* Travail demandé:
#1 Indiquez si chacune des affirmations suivantes concorde avec l'extrait sur l'abaissement de la vitesse à 80 km/h, en répondant par oui ou par non et en citant les mots du texte qui tranchent. (a) En 2018, le nombre de tués a diminué de 5,3 % malgré une hausse du trafic routier de 7 %. (b) Le décret n°2018-487 fixe la vitesse maximale autorisée à 80 km/h à compter du 1er janvier 2019. (c) Le sous-indicateur 1.1.3 a été créé pour 2020 au sein du programme 207.
#2 Reprenez l'extrait sur l'abaissement de la vitesse à 80 km/h et prolongez-le à la suite de sa dernière phrase.

======== Extrait du document

Source : réponse au questionnaire budgétaire

3. La mise en place d'un nouvel indicateur pour les tués hors autoroute hors agglomération permettra de mesurer l'évolution de l'accidentalité sur ce type de réseau routier

Alors que le trafic routier a augmenté de 7 % en 2018, le nombre de tués a baissé de 5,3 %. Parmi les raisons de cette baisse la limitation de la vitesse maximale autorisée sur les routes hors agglomération a eu un impact certain mais dont l'appréciation se heurte à la conjonction d'autres facteurs.

En effet, une baisse de la vitesse permet notamment de réduire les distances de freinage et le risque de décès, y compris lorsque la cause principale se situe ailleurs (alcool, stupéfiants, infraction au code de la route, etc.).

Le jugement de votre rapporteur spécial reste donc prudent sur les effets de l'abaissement de la vitesse maximale autorisée. Dans ce cadre, le nouveau sous-indicateur 1.1.3 « nombre de tués hors agglomération hors autoroutes », créé pour 2020 au sein du programme 207, permettra de mesurer l'efficacité de cette mesure sur le moyen terme en isolant l'évolution du nombre de tués sur ce réseau routier.

Évaluation de l'impact de l'abaissement de la vitesse maximale
hors agglomération sur l'accidentalité routière

Selon les termes du décret n°2018-487 du 15 juin 2018 relatif aux vitesses maximales autorisées des véhicules, sur les routes bidirectionnelles sans séparateur central, la vitesse maximale autorisée est, à compter du 1er juillet 2018, de 80 km/h.

Depuis le RAP 2018, une nouvelle évaluation de l'impact de l'abaissement de la vitesse maximale sur l'accidentalité routière a été réalisée, basée sur les résultats définitifs de l'accidentalité pour l'année 2018 et les estimations de la mortalité routière pour le premier semestre 2019. Il s'agit du « Bilan à 12 mois de la mesure de l'abaissement de la vitesse maximale autorisée à 80 km/h sur le réseau bidirectionnel ».

D'après la réponse au questionnaire budgétaire, une analyse des tendances de la mortalité sur la période 2016-2018 selon le réseau met en évidence une baisse sur l'ensemble des réseaux de fin 2017 à mi 2018, mais seulement sur le réseau hors agglomération depuis l'été 2018. Selon les premiers résultats de l'évaluation de l'abaissement de la vitesse à 80 km/h sur les routes bidirectionnelles hors agglomération, une baisse de la mortalité a ainsi été observée. Il semble néanmoins difficile de comparer, notamment dans le contexte du deuxième semestre 2018, les conditions de circulation des différents réseaux routiers.

================
======== Données extraites

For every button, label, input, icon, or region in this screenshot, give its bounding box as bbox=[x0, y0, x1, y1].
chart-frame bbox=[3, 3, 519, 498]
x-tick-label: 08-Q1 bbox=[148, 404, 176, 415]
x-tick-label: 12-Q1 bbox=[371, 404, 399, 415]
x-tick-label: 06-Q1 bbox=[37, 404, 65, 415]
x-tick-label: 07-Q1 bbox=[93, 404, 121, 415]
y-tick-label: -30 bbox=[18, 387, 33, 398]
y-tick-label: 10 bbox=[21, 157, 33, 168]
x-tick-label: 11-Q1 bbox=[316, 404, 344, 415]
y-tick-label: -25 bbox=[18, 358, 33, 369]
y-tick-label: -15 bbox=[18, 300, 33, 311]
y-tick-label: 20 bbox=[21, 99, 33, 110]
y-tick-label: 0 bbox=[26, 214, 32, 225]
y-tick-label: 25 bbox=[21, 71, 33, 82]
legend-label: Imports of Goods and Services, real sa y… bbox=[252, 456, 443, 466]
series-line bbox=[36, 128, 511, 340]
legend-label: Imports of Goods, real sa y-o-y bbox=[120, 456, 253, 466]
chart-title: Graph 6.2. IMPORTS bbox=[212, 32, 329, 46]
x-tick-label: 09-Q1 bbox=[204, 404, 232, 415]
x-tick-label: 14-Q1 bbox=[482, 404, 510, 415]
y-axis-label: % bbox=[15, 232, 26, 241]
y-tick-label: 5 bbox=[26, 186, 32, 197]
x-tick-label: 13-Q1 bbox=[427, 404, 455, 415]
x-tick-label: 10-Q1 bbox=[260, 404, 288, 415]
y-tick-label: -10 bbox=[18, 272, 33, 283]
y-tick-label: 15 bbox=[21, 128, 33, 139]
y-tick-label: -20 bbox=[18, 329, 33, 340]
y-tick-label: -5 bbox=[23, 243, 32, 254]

================

* Réponses par tâche:
#1
(a) Oui : « Alors que le trafic routier a augmenté de 7 % en 2018, le nombre de tués a baissé de 5,3 %. »
(b) Non : « à compter du 1er juillet 2018, de 80 km/h ».
(c) Oui : « créé pour 2020 au sein du programme 207 ».

#2
Selon le PAP 2020, par rapport à la moyenne des années 2013 à 2017, 206 vies ont été épargnées sur le réseau hors agglomération hors autoroutes, alors que le reste du réseau enregistre 37 tués de plus. Si le réseau hors agglomération hors autoroutes avait suivi la même évolution que le reste du réseau, on aurait enregistré 270 tués de plus sur un an.

4. Après un premier semestre qui semblait confirmer la tendance baissière, le troisième trimestre 2019 voit la mortalité routière augmenter, laissant entrevoir une année légèrement plus meurtrière qu'en 2018

Les sept premiers mois de l'année 2019 étaient encourageants et le bilan provisoire de l'insécurité routière s'établit à fin juillet à 1 843 tués (soit 9 de moins qu'en 2018 à la même période).

Cependant le mois d'août a enregistré 44 décès de plus en 2019 (290) par rapport à 2018 (246), tandis que le mois de septembre constate une légère baisse (9 personnes tuées en moins).

Ainsi, la mortalité du troisième trimestre 2019 est en hausse par rapport à 2018 (35 personnes tués de plus).

D'après l'audition du délégué à la sécurité routière, le bilan de la mortalité pour l'année 2019 risque d'être un peu moins bon qu'en 2018 mais à un niveau proche, ce qui témoigne des effets positifs des politiques menées en matière de sécurité routière.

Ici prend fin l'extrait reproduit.